TO BE DONE:
Copy all the data exactly, except the pictures.

ENTRIES SHOWN:
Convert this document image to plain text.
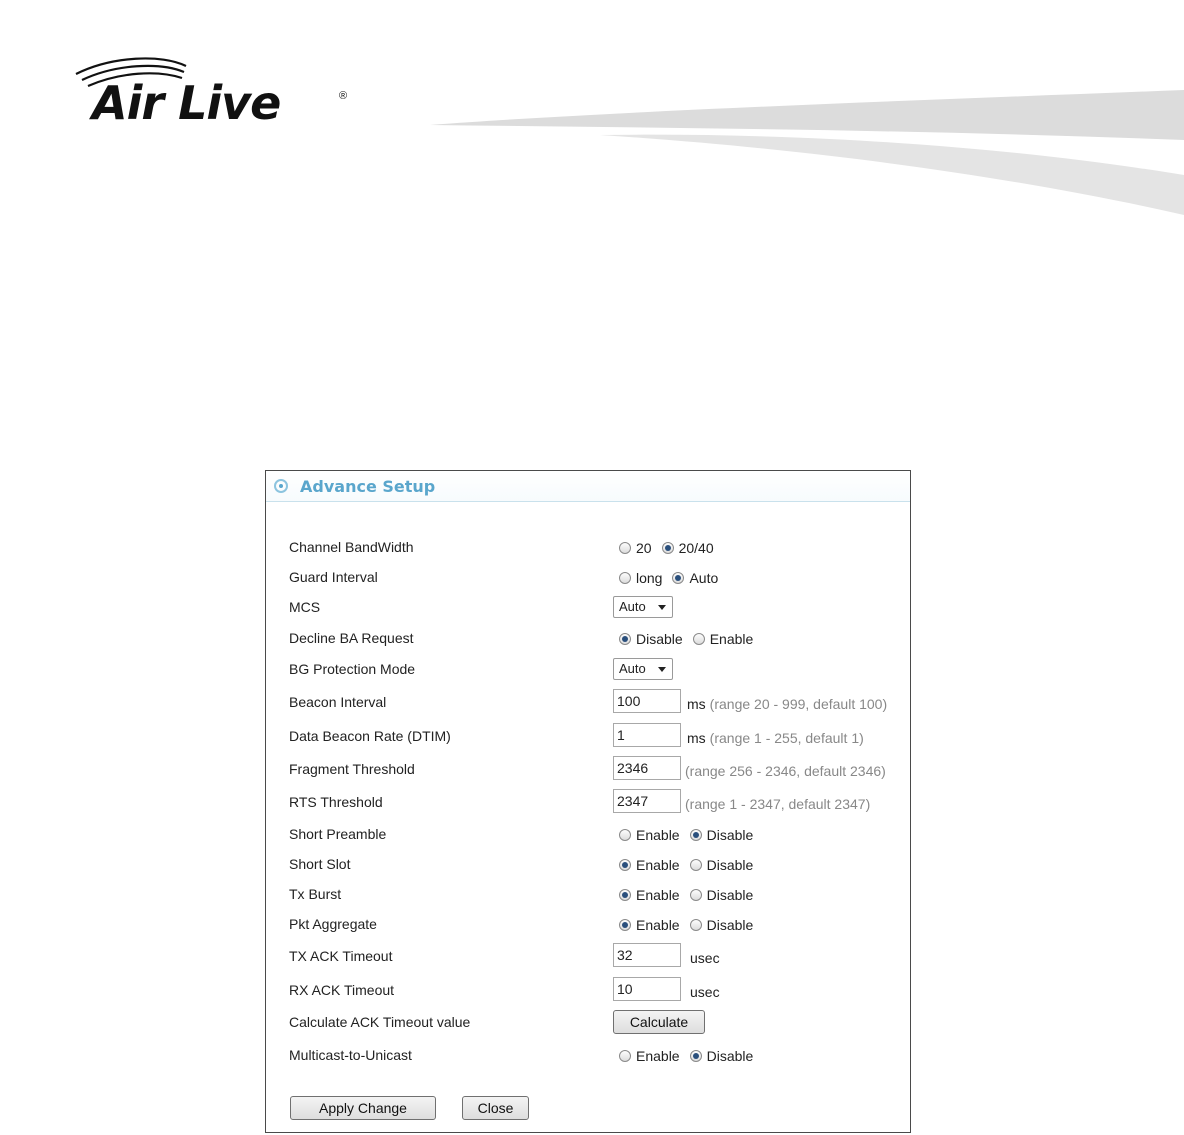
Air Live	®
Advance Setup
Channel BandWidth	20 20/40
Guard Interval	long Auto
MCS	Auto
Decline BA Request	Disable Enable
BG Protection Mode	Auto
Beacon Interval	100	ms (range 20 - 999, default 100)
Data Beacon Rate (DTIM)	1	ms (range 1 - 255, default 1)
Fragment Threshold	2346	(range 256 - 2346, default 2346)
RTS Threshold	2347	(range 1 - 2347, default 2347)
Short Preamble	Enable Disable
Short Slot	Enable Disable
Tx Burst	Enable Disable
Pkt Aggregate	Enable Disable
TX ACK Timeout	32	usec
RX ACK Timeout	10	usec
Calculate ACK Timeout value	Calculate
Multicast-to-Unicast	Enable Disable
Apply Change	Close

RESPONSE TO THE EXERCISE:
Convert this document image to plain text.
Air Live	®
Advance Setup
Channel BandWidth	20 20/40
Guard Interval	long Auto
MCS	Auto
Decline BA Request	Disable Enable
BG Protection Mode	Auto
Beacon Interval	100	ms (range 20 - 999, default 100)
Data Beacon Rate (DTIM)	1	ms (range 1 - 255, default 1)
Fragment Threshold	2346	(range 256 - 2346, default 2346)
RTS Threshold	2347	(range 1 - 2347, default 2347)
Short Preamble	Enable Disable
Short Slot	Enable Disable
Tx Burst	Enable Disable
Pkt Aggregate	Enable Disable
TX ACK Timeout	32	usec
RX ACK Timeout	10	usec
Calculate ACK Timeout value	Calculate
Multicast-to-Unicast	Enable Disable
Apply Change	Close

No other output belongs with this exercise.